# MATH 210 March 13, 2017

Agenda
* Applications to linear algebra
* Linear regression

In [None]:
import numpy as np
import matplotlib.pyplot as plt
import scipy.linalg as la
from numpy.linalg import matrix_power as mpow
%matplotlib inline

## Least Squares Regression

Given a collection of points $(x_0,y_0), (x_1, y_1), \dots, (x_N,y,_N)$ we would like to find the coefficients $a$ and $b$ such that $y=ax+b$ passes through the points in an optimal way. This means we want to minimise the sum of squares errors:

$$
SSE = \sum_{i=0}^N (y_i -(a+bx_i))^2
$$

If we form matrices $X$ and $A$ given by

$$
\begin{bmatrix}
1 & x_0 \\
1 & x_1 \\
\vdots & \vdots \\
1 & x_N
\end{bmatrix}
A = 
\begin{bmatrix}
a \\
b
\end{bmatrix}
Y=
\begin{bmatrix}
y_0 \\
y_1 \\
\vdots \\
\end{bmatrix}
$$

Then the coeffficients of $a$ and $b$ which minimizes the sum of squared errros $SSE$, is the solution of

$$
(X^T X)A = (X^T)Y
$$

### Example
Retrieving the a and b values

In [None]:
a = 2
b = 3
N = 100
x = np.random.rand(100)
noise = 0.1*np.random.rand(100)
y = a + b*x + noise

plt.scatter(x,y);

To build the Matrix X, we can use the function `numpy.hstack` , but first we have to reshape the array $x$ from a 1D array of shape `(N,)` to a 2D NumPy array of shape `(N,1)`

In [None]:
X = np.hstack((np.ones(N).reshape(N,1),x.reshape(N,1)))

Material shown:
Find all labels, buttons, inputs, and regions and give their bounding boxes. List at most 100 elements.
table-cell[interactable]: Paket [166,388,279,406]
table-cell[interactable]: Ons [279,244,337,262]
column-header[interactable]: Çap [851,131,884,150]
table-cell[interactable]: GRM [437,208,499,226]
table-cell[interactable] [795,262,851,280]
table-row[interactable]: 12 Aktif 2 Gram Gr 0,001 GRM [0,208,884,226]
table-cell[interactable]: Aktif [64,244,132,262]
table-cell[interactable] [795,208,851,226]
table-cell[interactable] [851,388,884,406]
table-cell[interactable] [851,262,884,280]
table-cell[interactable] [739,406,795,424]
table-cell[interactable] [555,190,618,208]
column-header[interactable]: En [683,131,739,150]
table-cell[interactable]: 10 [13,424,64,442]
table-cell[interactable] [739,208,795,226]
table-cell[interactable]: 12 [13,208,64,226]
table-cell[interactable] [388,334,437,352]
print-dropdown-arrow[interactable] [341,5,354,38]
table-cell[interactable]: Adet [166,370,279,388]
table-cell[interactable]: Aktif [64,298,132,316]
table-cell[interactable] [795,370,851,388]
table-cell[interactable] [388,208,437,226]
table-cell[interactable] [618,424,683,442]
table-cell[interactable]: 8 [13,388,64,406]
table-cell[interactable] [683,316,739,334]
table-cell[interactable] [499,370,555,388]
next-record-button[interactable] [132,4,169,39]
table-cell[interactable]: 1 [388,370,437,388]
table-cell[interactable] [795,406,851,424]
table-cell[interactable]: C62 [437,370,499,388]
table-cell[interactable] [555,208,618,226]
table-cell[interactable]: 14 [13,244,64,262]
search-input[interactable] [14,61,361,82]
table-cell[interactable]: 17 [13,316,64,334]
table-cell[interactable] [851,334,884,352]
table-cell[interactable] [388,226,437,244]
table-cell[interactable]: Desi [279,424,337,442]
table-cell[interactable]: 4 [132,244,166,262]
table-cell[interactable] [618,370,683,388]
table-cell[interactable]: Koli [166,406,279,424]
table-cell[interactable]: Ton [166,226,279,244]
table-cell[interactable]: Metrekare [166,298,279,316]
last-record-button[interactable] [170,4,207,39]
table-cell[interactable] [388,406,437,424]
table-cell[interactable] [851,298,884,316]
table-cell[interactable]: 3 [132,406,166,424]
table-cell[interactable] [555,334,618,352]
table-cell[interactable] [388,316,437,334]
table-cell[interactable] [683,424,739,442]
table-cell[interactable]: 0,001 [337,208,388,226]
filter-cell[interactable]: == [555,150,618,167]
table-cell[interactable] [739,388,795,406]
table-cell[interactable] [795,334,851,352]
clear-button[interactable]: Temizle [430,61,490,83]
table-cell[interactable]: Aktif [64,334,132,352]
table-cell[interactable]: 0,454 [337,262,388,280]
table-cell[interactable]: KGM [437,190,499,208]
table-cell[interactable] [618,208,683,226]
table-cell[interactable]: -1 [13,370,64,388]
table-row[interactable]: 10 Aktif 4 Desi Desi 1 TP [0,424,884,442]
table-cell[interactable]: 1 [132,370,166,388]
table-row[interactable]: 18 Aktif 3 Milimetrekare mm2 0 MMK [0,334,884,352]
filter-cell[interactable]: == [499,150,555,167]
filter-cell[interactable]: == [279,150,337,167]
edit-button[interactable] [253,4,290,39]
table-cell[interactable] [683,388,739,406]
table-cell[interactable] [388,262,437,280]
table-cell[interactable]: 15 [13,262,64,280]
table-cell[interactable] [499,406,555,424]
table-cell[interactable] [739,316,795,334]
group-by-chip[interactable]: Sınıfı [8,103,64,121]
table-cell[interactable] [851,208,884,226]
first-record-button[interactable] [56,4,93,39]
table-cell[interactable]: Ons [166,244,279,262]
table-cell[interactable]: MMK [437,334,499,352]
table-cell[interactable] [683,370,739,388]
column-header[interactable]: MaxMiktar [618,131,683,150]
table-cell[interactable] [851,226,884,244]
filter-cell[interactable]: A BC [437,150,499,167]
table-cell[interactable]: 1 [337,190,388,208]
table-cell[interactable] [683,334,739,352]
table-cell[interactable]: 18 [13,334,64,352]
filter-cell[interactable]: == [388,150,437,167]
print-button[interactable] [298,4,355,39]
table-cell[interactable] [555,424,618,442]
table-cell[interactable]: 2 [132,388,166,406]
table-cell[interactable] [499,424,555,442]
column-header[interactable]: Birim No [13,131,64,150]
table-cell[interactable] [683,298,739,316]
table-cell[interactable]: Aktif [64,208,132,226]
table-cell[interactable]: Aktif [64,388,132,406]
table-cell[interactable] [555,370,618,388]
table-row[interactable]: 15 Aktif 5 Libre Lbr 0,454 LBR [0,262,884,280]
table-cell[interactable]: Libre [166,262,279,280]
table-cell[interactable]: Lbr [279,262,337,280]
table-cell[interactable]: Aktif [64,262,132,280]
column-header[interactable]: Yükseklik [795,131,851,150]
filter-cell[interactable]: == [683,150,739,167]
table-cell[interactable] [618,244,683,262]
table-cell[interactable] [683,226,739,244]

Exercises:
1) Using the least squares notes, decide whether each statement agrees with them: (a) the example draws 100 random values for x; (b) the notes build the matrix X with `numpy.vstack`; (c) x must become a 2D array of shape `(N,1)` before X is built. Answer yes or no for each and quote the deciding words.
2) Turn the paragraph of the least squares notes that opens with "To build the Matrix X" into a short bulleted list that keeps its main facts.
3) Pick up the least squares notes where they stop and write the next step.

Outputs:
1)
(a) Yes: "x = np.random.rand(100)"
(b) No: "we can use the function `numpy.hstack`"
(c) Yes: "to a 2D NumPy array of shape `(N,1)`"

2)
- The matrix X can be built with the function `numpy.hstack`.
- Before that, the array x must be reshaped.
- The reshape turns a 1D array of shape `(N,)` into a 2D NumPy array of shape `(N,1)`.

3)
X[:5,:]
# :5 means up to to row number 5 and : means every column
Y = y.reshape(N,1)
X[:5,:]

Use `scipy.linalg.solve` to solve $(X^T X)A = (X^T)Y$

In [None]:
A = la.solve((X.T @ X), (X.T @ Y))
A

Lets plot the random datapoints with the linear regression we computed

In [None]:
u = np.linspace(0,1,10)
v = A[0,0] + A[1,0]*u
plt.plot(u,v, 'r')
plt.scatter(x,y);

### Linear regression for quadratic models

The same idea works for fitting a quadratic model $y = a + bx + cx^2$ to a set of data points.

$$
\begin{bmatrix}
1 & x_0 & x_0^2\\
1 & x_1 & x_1 ^2\\
\vdots & \vdots & \vdots \\
1 & x_N
\end{bmatrix}
A = 
\begin{bmatrix}
a \\
b \\
c
\end{bmatrix}
Y=
\begin{bmatrix}
y_0 \\
y_1 \\
\vdots \\
\end{bmatrix}
$$

In [None]:
a = 3
b = 5
c = 8
N = 1000
x = 2*np.random.rand(N) - 1 # first its creating numbers from 1 to 2 then subtracting makes that [-1,1]
noise = np.random.randn(N)
y = a + b*x + c*x**2 + noise
plt.scatter(x,y, alpha=0.5);

In [None]:
X = np.hstack((np.ones(N).reshape(N,1), x.reshape(N,1), (x**2).reshape(N,1)))
Y = y.reshape(N,1)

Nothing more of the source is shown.